OBJECTIVE » Write out the entries verbatim and leave the images out of the copy.

= = = = =

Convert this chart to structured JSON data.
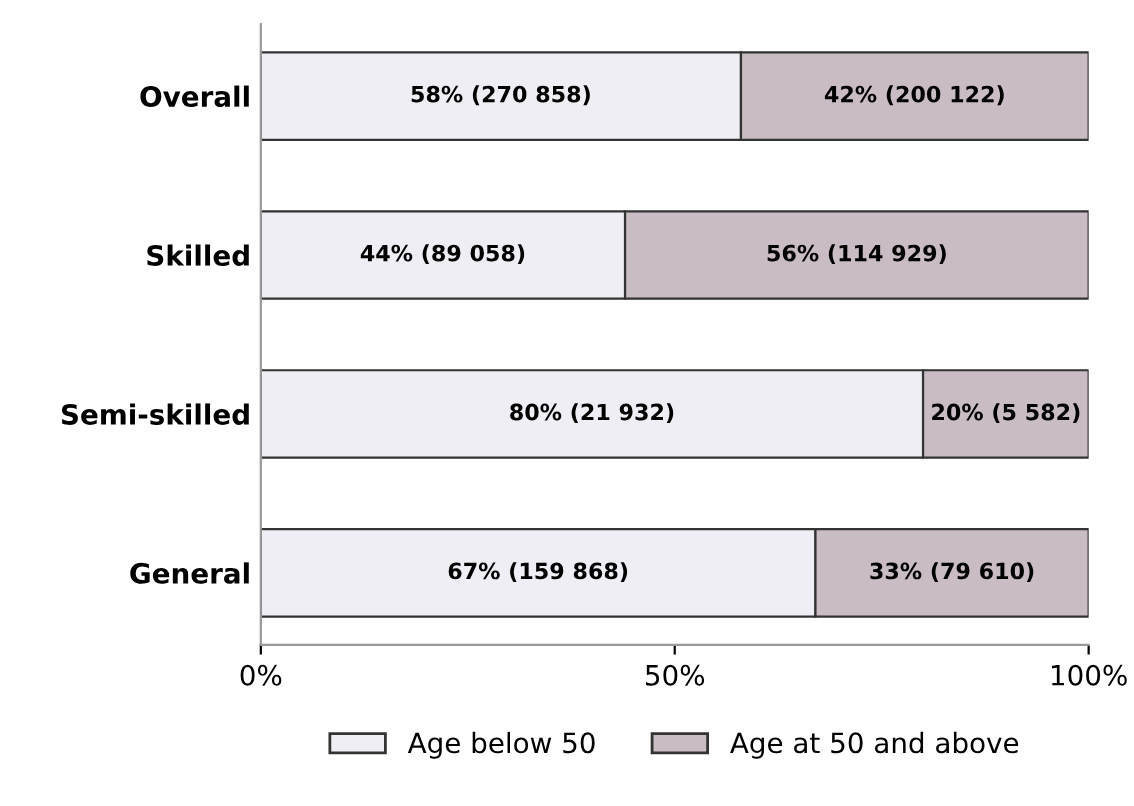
{
  "chart_data": {
    "type": "bar",
    "orientation": "horizontal",
    "stacked": true,
    "categories": [
      "Overall",
      "Skilled",
      "Semi-skilled",
      "General"
    ],
    "series": [
      {
        "name": "Age below 50",
        "color": "#eeeef4",
        "values": [
          58,
          44,
          80,
          67
        ],
        "value_labels": [
          "58% (270 858)",
          "44% (89 058)",
          "80% (21 932)",
          "67% (159 868)"
        ]
      },
      {
        "name": "Age at 50 and above",
        "color": "#c9bcc4",
        "values": [
          42,
          56,
          20,
          33
        ],
        "value_labels": [
          "42% (200 122)",
          "56% (114 929)",
          "20% (5 582)",
          "33% (79 610)"
        ]
      }
    ],
    "xlim": [
      0,
      100
    ],
    "xticks": [
      {
        "value": 0,
        "label": "0%"
      },
      {
        "value": 50,
        "label": "50%"
      },
      {
        "value": 100,
        "label": "100%"
      }
    ],
    "grid": false,
    "legend": "bottom"
  }
}
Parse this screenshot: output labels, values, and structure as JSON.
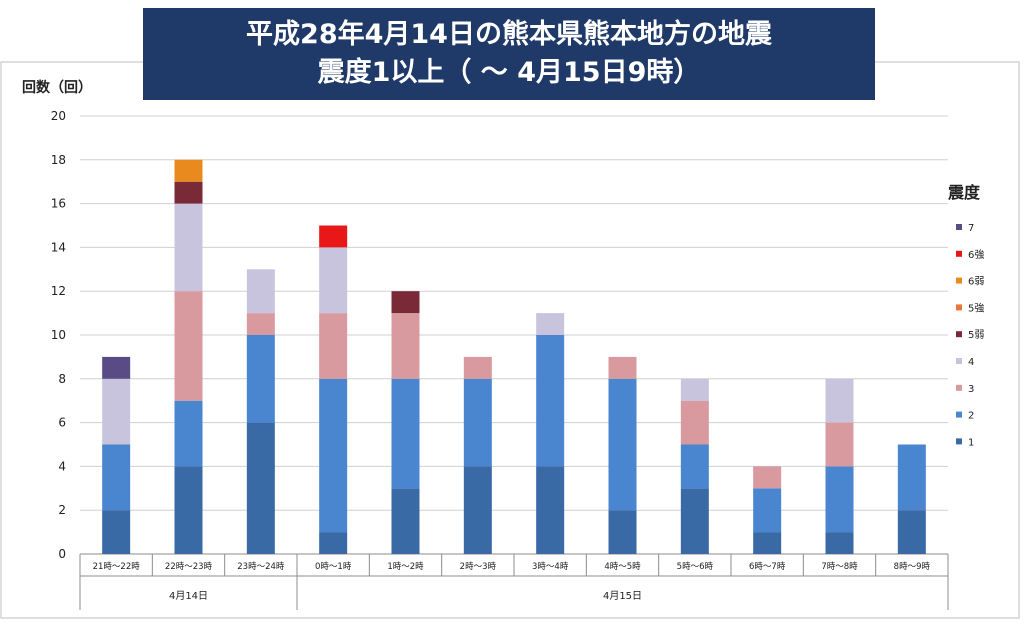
{
  "title_lines": [
    "平成28年4月14日の熊本県熊本地方の地震",
    "震度1以上（ ～ 4月15日9時）"
  ],
  "chart_data": {
    "type": "bar",
    "stacked": true,
    "title": "平成28年4月14日の熊本県熊本地方の地震 震度1以上（ ～ 4月15日9時）",
    "ylabel": "回数（回）",
    "ylim": [
      0,
      20
    ],
    "yticks": [
      0,
      2,
      4,
      6,
      8,
      10,
      12,
      14,
      16,
      18,
      20
    ],
    "grid": true,
    "legend_title": "震度",
    "legend_position": "right",
    "categories": [
      "21時～22時",
      "22時～23時",
      "23時～24時",
      "0時～1時",
      "1時～2時",
      "2時～3時",
      "3時～4時",
      "4時～5時",
      "5時～6時",
      "6時～7時",
      "7時～8時",
      "8時～9時"
    ],
    "category_groups": [
      {
        "label": "4月14日",
        "count": 3
      },
      {
        "label": "4月15日",
        "count": 9
      }
    ],
    "series": [
      {
        "name": "1",
        "color": "#3a6aa6",
        "values": [
          2,
          4,
          6,
          1,
          3,
          4,
          4,
          2,
          3,
          1,
          1,
          2
        ]
      },
      {
        "name": "2",
        "color": "#4a86d0",
        "values": [
          3,
          3,
          4,
          7,
          5,
          4,
          6,
          6,
          2,
          2,
          3,
          3
        ]
      },
      {
        "name": "3",
        "color": "#d89a9e",
        "values": [
          0,
          5,
          1,
          3,
          3,
          1,
          0,
          1,
          2,
          1,
          2,
          0
        ]
      },
      {
        "name": "4",
        "color": "#c8c4de",
        "values": [
          3,
          4,
          2,
          3,
          0,
          0,
          1,
          0,
          1,
          0,
          2,
          0
        ]
      },
      {
        "name": "5弱",
        "color": "#7a2a36",
        "values": [
          0,
          1,
          0,
          0,
          1,
          0,
          0,
          0,
          0,
          0,
          0,
          0
        ]
      },
      {
        "name": "5強",
        "color": "#e8763a",
        "values": [
          0,
          0,
          0,
          0,
          0,
          0,
          0,
          0,
          0,
          0,
          0,
          0
        ]
      },
      {
        "name": "6弱",
        "color": "#e88a1e",
        "values": [
          0,
          1,
          0,
          0,
          0,
          0,
          0,
          0,
          0,
          0,
          0,
          0
        ]
      },
      {
        "name": "6強",
        "color": "#e81818",
        "values": [
          0,
          0,
          0,
          1,
          0,
          0,
          0,
          0,
          0,
          0,
          0,
          0
        ]
      },
      {
        "name": "7",
        "color": "#5a4a86",
        "values": [
          1,
          0,
          0,
          0,
          0,
          0,
          0,
          0,
          0,
          0,
          0,
          0
        ]
      }
    ]
  }
}
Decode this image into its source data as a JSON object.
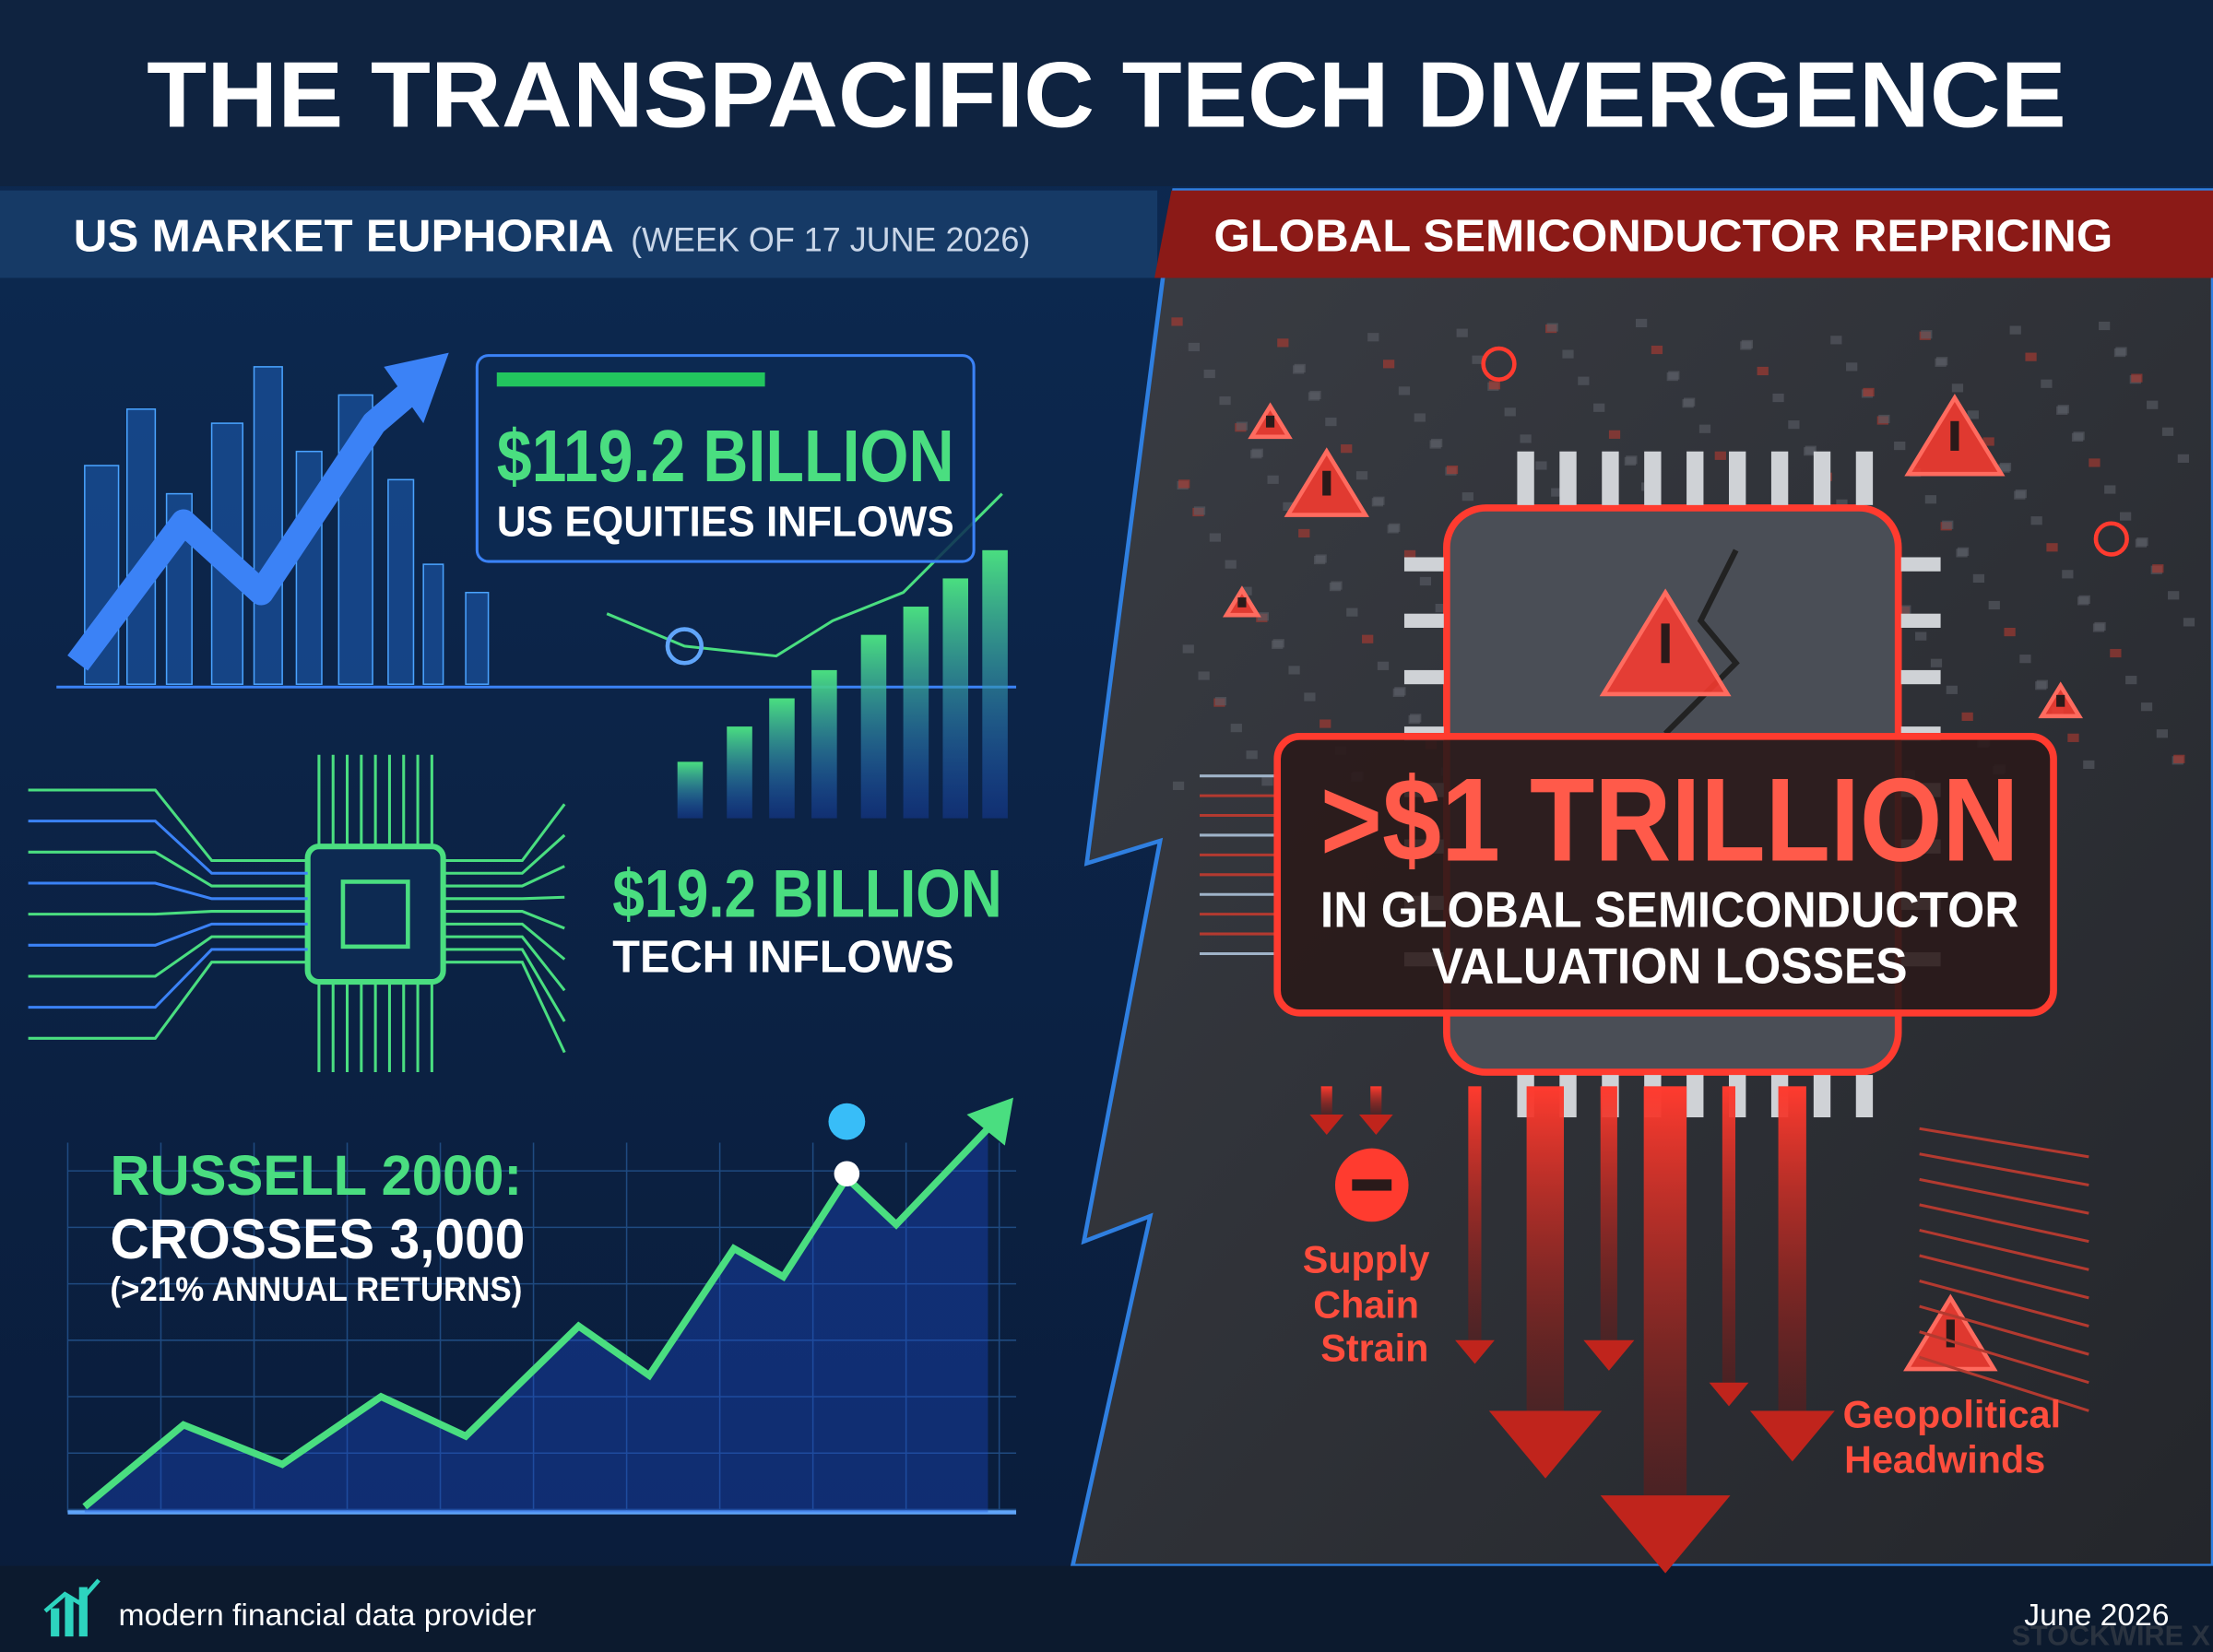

= = = = =

CORRECT RESULT »
Convert this chart to structured JSON data.
{
  "chart_data": {
    "type": "bar",
    "orientation": "horizontal",
    "stacked": true,
    "categories": [
      "Overall",
      "Skilled",
      "Semi-skilled",
      "General"
    ],
    "series": [
      {
        "name": "Age below 50",
        "color": "#eeeef4",
        "values": [
          58,
          44,
          80,
          67
        ],
        "value_labels": [
          "58% (270 858)",
          "44% (89 058)",
          "80% (21 932)",
          "67% (159 868)"
        ]
      },
      {
        "name": "Age at 50 and above",
        "color": "#c9bcc4",
        "values": [
          42,
          56,
          20,
          33
        ],
        "value_labels": [
          "42% (200 122)",
          "56% (114 929)",
          "20% (5 582)",
          "33% (79 610)"
        ]
      }
    ],
    "xlim": [
      0,
      100
    ],
    "xticks": [
      {
        "value": 0,
        "label": "0%"
      },
      {
        "value": 50,
        "label": "50%"
      },
      {
        "value": 100,
        "label": "100%"
      }
    ],
    "grid": false,
    "legend": "bottom"
  }
}
Parse this screenshot: output labels, values, and structure as JSON.
{
  "title_lines": [
    "平成28年4月14日の熊本県熊本地方の地震",
    "震度1以上（ ～ 4月15日9時）"
  ],
  "chart_data": {
    "type": "bar",
    "stacked": true,
    "title": "平成28年4月14日の熊本県熊本地方の地震 震度1以上（ ～ 4月15日9時）",
    "ylabel": "回数（回）",
    "ylim": [
      0,
      20
    ],
    "yticks": [
      0,
      2,
      4,
      6,
      8,
      10,
      12,
      14,
      16,
      18,
      20
    ],
    "grid": true,
    "legend_title": "震度",
    "legend_position": "right",
    "categories": [
      "21時～22時",
      "22時～23時",
      "23時～24時",
      "0時～1時",
      "1時～2時",
      "2時～3時",
      "3時～4時",
      "4時～5時",
      "5時～6時",
      "6時～7時",
      "7時～8時",
      "8時～9時"
    ],
    "category_groups": [
      {
        "label": "4月14日",
        "count": 3
      },
      {
        "label": "4月15日",
        "count": 9
      }
    ],
    "series": [
      {
        "name": "1",
        "color": "#3a6aa6",
        "values": [
          2,
          4,
          6,
          1,
          3,
          4,
          4,
          2,
          3,
          1,
          1,
          2
        ]
      },
      {
        "name": "2",
        "color": "#4a86d0",
        "values": [
          3,
          3,
          4,
          7,
          5,
          4,
          6,
          6,
          2,
          2,
          3,
          3
        ]
      },
      {
        "name": "3",
        "color": "#d89a9e",
        "values": [
          0,
          5,
          1,
          3,
          3,
          1,
          0,
          1,
          2,
          1,
          2,
          0
        ]
      },
      {
        "name": "4",
        "color": "#c8c4de",
        "values": [
          3,
          4,
          2,
          3,
          0,
          0,
          1,
          0,
          1,
          0,
          2,
          0
        ]
      },
      {
        "name": "5弱",
        "color": "#7a2a36",
        "values": [
          0,
          1,
          0,
          0,
          1,
          0,
          0,
          0,
          0,
          0,
          0,
          0
        ]
      },
      {
        "name": "5強",
        "color": "#e8763a",
        "values": [
          0,
          0,
          0,
          0,
          0,
          0,
          0,
          0,
          0,
          0,
          0,
          0
        ]
      },
      {
        "name": "6弱",
        "color": "#e88a1e",
        "values": [
          0,
          1,
          0,
          0,
          0,
          0,
          0,
          0,
          0,
          0,
          0,
          0
        ]
      },
      {
        "name": "6強",
        "color": "#e81818",
        "values": [
          0,
          0,
          0,
          1,
          0,
          0,
          0,
          0,
          0,
          0,
          0,
          0
        ]
      },
      {
        "name": "7",
        "color": "#5a4a86",
        "values": [
          1,
          0,
          0,
          0,
          0,
          0,
          0,
          0,
          0,
          0,
          0,
          0
        ]
      }
    ]
  }
}
Decode this image into its source data as a JSON object.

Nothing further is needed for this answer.